[Recorded data]
——
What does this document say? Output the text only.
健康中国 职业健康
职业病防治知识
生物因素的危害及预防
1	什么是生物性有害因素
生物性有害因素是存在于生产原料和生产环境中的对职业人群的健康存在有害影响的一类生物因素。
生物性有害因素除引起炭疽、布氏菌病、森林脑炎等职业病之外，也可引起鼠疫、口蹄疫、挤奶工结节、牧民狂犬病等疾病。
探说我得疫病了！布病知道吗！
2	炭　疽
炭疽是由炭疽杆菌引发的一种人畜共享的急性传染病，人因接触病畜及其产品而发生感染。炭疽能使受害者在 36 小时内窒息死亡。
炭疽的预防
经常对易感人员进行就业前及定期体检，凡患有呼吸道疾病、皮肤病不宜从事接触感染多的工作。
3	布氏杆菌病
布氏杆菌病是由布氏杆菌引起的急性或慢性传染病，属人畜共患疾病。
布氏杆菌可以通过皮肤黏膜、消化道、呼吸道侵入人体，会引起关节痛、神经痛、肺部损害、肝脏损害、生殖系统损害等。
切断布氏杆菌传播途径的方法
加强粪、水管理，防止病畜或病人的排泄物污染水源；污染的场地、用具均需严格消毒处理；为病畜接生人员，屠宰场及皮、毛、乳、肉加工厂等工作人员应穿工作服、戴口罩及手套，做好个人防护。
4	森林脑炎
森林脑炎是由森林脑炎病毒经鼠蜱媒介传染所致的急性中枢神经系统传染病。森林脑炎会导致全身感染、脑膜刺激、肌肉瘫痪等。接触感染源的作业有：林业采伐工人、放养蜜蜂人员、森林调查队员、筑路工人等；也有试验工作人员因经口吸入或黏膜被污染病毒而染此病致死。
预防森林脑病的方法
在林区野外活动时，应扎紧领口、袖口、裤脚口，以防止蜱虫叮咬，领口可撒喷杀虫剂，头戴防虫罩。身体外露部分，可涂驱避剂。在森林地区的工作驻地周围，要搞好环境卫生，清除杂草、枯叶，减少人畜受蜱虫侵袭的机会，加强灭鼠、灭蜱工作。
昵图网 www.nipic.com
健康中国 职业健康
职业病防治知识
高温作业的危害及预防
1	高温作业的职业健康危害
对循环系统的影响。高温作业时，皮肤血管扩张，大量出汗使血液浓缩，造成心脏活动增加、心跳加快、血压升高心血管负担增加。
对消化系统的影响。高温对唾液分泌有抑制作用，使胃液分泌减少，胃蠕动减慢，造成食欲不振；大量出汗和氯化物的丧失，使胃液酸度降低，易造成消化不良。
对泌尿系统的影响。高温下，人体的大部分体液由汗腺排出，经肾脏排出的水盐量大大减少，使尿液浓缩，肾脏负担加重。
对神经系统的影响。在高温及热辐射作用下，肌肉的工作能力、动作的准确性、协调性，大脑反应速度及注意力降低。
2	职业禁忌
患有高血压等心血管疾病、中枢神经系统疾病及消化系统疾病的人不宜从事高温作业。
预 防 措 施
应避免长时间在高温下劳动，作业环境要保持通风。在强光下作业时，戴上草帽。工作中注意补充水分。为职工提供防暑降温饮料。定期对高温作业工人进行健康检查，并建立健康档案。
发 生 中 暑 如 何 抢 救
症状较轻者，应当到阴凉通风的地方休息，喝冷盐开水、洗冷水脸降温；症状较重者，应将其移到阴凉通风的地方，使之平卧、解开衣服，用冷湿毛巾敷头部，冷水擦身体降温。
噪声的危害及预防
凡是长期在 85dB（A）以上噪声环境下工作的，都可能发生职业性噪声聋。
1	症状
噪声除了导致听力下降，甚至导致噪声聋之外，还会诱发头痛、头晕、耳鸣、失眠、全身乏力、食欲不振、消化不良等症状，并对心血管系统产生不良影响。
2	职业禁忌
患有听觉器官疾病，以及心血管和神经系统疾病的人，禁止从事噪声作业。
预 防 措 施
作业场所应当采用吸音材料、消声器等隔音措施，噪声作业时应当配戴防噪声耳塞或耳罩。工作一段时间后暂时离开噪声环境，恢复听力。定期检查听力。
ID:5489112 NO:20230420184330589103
——
# EXERCISE:
Output the entries verbatim.

# OUTPUT OF THE EXERCISE:
What does this document say? Output the text only.
健康中国 职业健康
职业病防治知识
生物因素的危害及预防
1	什么是生物性有害因素
生物性有害因素是存在于生产原料和生产环境中的对职业人群的健康存在有害影响的一类生物因素。
生物性有害因素除引起炭疽、布氏菌病、森林脑炎等职业病之外，也可引起鼠疫、口蹄疫、挤奶工结节、牧民狂犬病等疾病。
探说我得疫病了！布病知道吗！
2	炭　疽
炭疽是由炭疽杆菌引发的一种人畜共享的急性传染病，人因接触病畜及其产品而发生感染。炭疽能使受害者在 36 小时内窒息死亡。
炭疽的预防
经常对易感人员进行就业前及定期体检，凡患有呼吸道疾病、皮肤病不宜从事接触感染多的工作。
3	布氏杆菌病
布氏杆菌病是由布氏杆菌引起的急性或慢性传染病，属人畜共患疾病。
布氏杆菌可以通过皮肤黏膜、消化道、呼吸道侵入人体，会引起关节痛、神经痛、肺部损害、肝脏损害、生殖系统损害等。
切断布氏杆菌传播途径的方法
加强粪、水管理，防止病畜或病人的排泄物污染水源；污染的场地、用具均需严格消毒处理；为病畜接生人员，屠宰场及皮、毛、乳、肉加工厂等工作人员应穿工作服、戴口罩及手套，做好个人防护。
4	森林脑炎
森林脑炎是由森林脑炎病毒经鼠蜱媒介传染所致的急性中枢神经系统传染病。森林脑炎会导致全身感染、脑膜刺激、肌肉瘫痪等。接触感染源的作业有：林业采伐工人、放养蜜蜂人员、森林调查队员、筑路工人等；也有试验工作人员因经口吸入或黏膜被污染病毒而染此病致死。
预防森林脑病的方法
在林区野外活动时，应扎紧领口、袖口、裤脚口，以防止蜱虫叮咬，领口可撒喷杀虫剂，头戴防虫罩。身体外露部分，可涂驱避剂。在森林地区的工作驻地周围，要搞好环境卫生，清除杂草、枯叶，减少人畜受蜱虫侵袭的机会，加强灭鼠、灭蜱工作。
昵图网 www.nipic.com
健康中国 职业健康
职业病防治知识
高温作业的危害及预防
1	高温作业的职业健康危害
对循环系统的影响。高温作业时，皮肤血管扩张，大量出汗使血液浓缩，造成心脏活动增加、心跳加快、血压升高心血管负担增加。
对消化系统的影响。高温对唾液分泌有抑制作用，使胃液分泌减少，胃蠕动减慢，造成食欲不振；大量出汗和氯化物的丧失，使胃液酸度降低，易造成消化不良。
对泌尿系统的影响。高温下，人体的大部分体液由汗腺排出，经肾脏排出的水盐量大大减少，使尿液浓缩，肾脏负担加重。
对神经系统的影响。在高温及热辐射作用下，肌肉的工作能力、动作的准确性、协调性，大脑反应速度及注意力降低。
2	职业禁忌
患有高血压等心血管疾病、中枢神经系统疾病及消化系统疾病的人不宜从事高温作业。
预 防 措 施
应避免长时间在高温下劳动，作业环境要保持通风。在强光下作业时，戴上草帽。工作中注意补充水分。为职工提供防暑降温饮料。定期对高温作业工人进行健康检查，并建立健康档案。
发 生 中 暑 如 何 抢 救
症状较轻者，应当到阴凉通风的地方休息，喝冷盐开水、洗冷水脸降温；症状较重者，应将其移到阴凉通风的地方，使之平卧、解开衣服，用冷湿毛巾敷头部，冷水擦身体降温。
噪声的危害及预防
凡是长期在 85dB（A）以上噪声环境下工作的，都可能发生职业性噪声聋。
1	症状
噪声除了导致听力下降，甚至导致噪声聋之外，还会诱发头痛、头晕、耳鸣、失眠、全身乏力、食欲不振、消化不良等症状，并对心血管系统产生不良影响。
2	职业禁忌
患有听觉器官疾病，以及心血管和神经系统疾病的人，禁止从事噪声作业。
预 防 措 施
作业场所应当采用吸音材料、消声器等隔音措施，噪声作业时应当配戴防噪声耳塞或耳罩。工作一段时间后暂时离开噪声环境，恢复听力。定期检查听力。
ID:5489112 NO:20230420184330589103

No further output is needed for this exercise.